Goal:
Locate each line in the records containing "parku". Copy it.
########
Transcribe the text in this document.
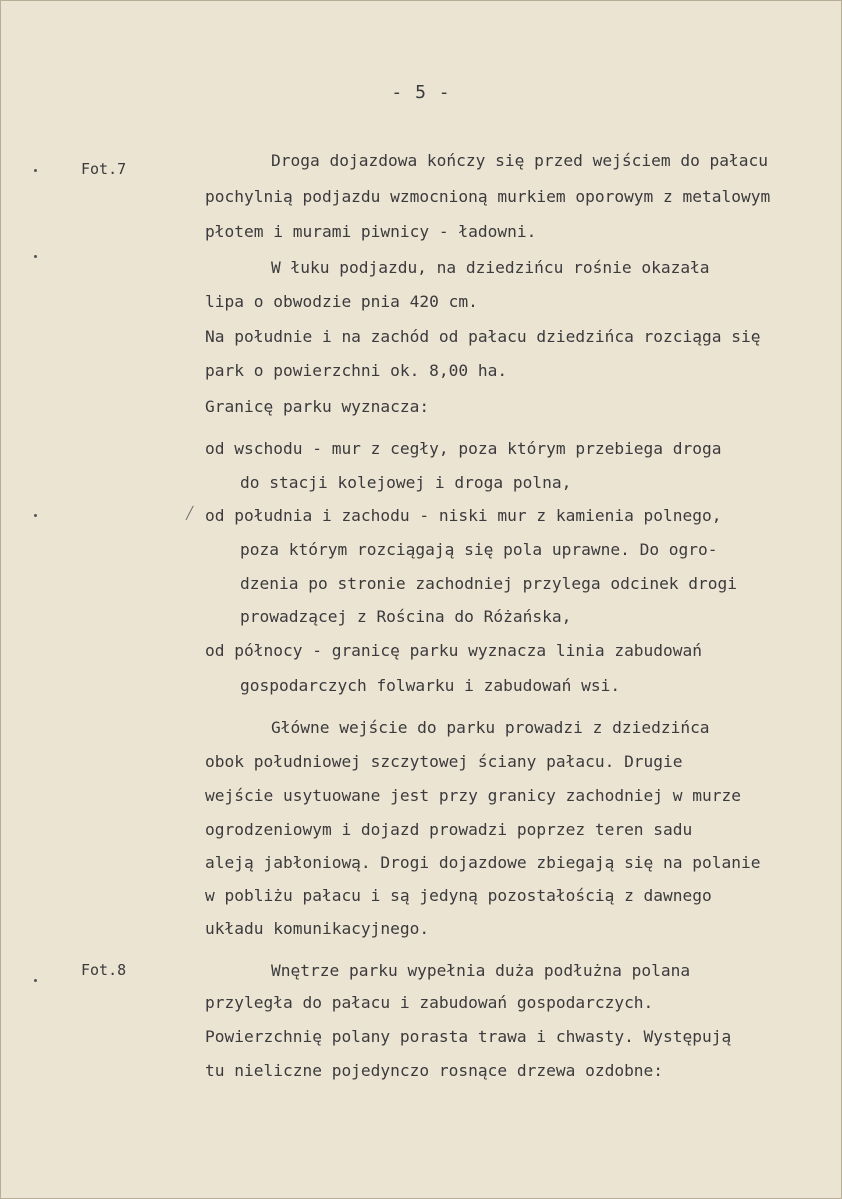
- 5 -
╱
Fot.7
Fot.8
Droga dojazdowa kończy się przed wejściem do pałacu
pochylnią podjazdu wzmocnioną murkiem oporowym z metalowym
płotem i murami piwnicy - ładowni.
W łuku podjazdu, na dziedzińcu rośnie okazała
lipa o obwodzie pnia 420 cm.
Na południe i na zachód od pałacu dziedzińca rozciąga się
park o powierzchni ok. 8,00 ha.
Granicę parku wyznacza:
od wschodu - mur z cegły, poza którym przebiega droga
do stacji kolejowej i droga polna,
od południa i zachodu - niski mur z kamienia polnego,
poza którym rozciągają się pola uprawne. Do ogro-
dzenia po stronie zachodniej przylega odcinek drogi
prowadzącej z Rościna do Różańska,
od północy - granicę parku wyznacza linia zabudowań
gospodarczych folwarku i zabudowań wsi.
Główne wejście do parku prowadzi z dziedzińca
obok południowej szczytowej ściany pałacu. Drugie
wejście usytuowane jest przy granicy zachodniej w murze
ogrodzeniowym i dojazd prowadzi poprzez teren sadu
aleją jabłoniową. Drogi dojazdowe zbiegają się na polanie
w pobliżu pałacu i są jedyną pozostałością z dawnego
układu komunikacyjnego.
Wnętrze parku wypełnia duża podłużna polana
przyległa do pałacu i zabudowań gospodarczych.
Powierzchnię polany porasta trawa i chwasty. Występują
tu nieliczne pojedynczo rosnące drzewa ozdobne:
########
Exercise solution:
Granicę parku wyznacza:
od północy - granicę parku wyznacza linia zabudowań
Główne wejście do parku prowadzi z dziedzińca
Wnętrze parku wypełnia duża podłużna polana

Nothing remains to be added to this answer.